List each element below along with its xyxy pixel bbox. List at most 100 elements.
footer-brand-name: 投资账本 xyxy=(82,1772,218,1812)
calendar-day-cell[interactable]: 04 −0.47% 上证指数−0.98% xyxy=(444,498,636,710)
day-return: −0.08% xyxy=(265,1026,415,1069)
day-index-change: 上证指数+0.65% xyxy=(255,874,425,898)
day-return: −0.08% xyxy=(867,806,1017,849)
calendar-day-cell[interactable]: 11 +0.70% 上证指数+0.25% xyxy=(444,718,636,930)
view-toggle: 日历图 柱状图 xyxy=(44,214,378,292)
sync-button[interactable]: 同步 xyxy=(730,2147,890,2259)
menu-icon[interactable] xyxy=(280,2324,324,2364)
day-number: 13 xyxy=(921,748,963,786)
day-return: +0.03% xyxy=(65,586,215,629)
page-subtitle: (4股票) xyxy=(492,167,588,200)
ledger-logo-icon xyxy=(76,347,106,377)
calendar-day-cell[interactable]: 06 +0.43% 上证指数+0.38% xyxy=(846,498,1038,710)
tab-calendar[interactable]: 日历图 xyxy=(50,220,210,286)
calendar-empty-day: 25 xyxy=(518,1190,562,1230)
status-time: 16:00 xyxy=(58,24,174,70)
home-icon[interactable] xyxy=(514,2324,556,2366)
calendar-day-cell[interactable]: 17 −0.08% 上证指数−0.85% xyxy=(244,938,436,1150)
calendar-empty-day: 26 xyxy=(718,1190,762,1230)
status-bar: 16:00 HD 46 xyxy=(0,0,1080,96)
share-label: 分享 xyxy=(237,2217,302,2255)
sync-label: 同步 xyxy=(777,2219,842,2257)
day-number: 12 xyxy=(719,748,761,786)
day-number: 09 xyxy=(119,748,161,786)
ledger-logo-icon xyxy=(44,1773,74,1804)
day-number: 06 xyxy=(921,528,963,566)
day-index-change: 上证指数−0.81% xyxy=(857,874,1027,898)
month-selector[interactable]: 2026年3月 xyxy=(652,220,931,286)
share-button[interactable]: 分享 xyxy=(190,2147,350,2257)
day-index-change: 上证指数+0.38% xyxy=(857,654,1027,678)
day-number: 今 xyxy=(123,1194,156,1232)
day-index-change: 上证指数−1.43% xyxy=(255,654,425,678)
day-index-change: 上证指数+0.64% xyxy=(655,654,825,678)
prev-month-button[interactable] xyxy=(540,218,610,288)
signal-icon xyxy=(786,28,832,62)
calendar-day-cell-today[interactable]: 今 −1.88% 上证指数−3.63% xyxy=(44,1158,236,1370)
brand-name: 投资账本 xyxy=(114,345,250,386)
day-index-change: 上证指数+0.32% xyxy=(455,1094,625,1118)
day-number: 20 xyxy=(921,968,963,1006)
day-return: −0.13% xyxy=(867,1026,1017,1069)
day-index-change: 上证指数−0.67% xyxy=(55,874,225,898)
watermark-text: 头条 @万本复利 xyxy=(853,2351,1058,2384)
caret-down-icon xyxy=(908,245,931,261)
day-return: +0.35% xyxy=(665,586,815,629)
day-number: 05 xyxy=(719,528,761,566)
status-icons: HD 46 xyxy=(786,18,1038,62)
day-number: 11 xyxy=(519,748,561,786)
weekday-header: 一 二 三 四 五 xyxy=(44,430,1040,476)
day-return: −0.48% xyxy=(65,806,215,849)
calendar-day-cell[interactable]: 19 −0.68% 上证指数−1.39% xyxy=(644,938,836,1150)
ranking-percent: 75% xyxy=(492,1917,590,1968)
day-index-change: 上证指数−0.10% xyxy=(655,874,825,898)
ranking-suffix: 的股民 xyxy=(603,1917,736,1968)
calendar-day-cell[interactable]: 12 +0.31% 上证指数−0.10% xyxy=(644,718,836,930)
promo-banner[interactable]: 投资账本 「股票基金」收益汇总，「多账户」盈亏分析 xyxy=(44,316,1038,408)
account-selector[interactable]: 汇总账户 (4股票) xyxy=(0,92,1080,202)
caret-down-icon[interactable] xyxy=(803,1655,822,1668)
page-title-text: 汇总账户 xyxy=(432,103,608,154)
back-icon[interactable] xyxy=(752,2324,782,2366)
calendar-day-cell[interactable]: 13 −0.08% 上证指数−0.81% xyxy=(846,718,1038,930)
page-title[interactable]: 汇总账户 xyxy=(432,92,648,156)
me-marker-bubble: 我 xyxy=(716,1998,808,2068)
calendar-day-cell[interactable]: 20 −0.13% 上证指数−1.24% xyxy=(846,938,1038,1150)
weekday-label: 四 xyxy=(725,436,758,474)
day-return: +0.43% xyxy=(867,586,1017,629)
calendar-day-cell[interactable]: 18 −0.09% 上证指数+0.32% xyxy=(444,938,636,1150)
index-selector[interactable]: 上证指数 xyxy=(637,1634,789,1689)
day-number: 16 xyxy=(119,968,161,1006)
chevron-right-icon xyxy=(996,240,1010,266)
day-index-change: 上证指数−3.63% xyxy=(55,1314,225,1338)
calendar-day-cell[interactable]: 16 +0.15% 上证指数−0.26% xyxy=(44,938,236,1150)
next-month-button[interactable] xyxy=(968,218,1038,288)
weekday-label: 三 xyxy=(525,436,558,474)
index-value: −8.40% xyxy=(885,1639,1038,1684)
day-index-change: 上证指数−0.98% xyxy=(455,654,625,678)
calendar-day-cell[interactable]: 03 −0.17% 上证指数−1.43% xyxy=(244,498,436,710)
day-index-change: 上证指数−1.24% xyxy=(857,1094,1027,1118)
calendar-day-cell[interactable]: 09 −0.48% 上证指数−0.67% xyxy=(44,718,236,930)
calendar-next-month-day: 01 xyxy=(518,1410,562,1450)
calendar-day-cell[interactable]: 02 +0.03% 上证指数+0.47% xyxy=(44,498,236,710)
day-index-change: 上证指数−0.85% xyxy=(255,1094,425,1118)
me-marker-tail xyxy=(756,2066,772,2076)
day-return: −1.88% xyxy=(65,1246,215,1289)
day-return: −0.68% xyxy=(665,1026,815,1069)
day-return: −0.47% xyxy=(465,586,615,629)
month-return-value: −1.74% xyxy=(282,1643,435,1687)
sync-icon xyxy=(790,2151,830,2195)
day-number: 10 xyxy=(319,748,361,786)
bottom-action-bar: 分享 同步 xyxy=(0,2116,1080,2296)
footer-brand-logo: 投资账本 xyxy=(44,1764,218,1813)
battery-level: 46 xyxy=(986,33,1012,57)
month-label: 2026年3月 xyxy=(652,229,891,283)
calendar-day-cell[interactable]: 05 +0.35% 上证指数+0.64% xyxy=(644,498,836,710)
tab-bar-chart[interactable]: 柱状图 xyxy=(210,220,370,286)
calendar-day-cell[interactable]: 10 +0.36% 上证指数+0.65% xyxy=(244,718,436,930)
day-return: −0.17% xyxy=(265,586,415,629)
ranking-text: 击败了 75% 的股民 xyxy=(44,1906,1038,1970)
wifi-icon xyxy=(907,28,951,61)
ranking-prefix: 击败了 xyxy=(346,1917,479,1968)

###

## Task description
Identify every line above that contains the string "next", and copy each of those lines in full, treating uppercase and lowercase as different.

## Task result
next-month-button[interactable] xyxy=(968,218,1038,288)
calendar-next-month-day: 01 xyxy=(518,1410,562,1450)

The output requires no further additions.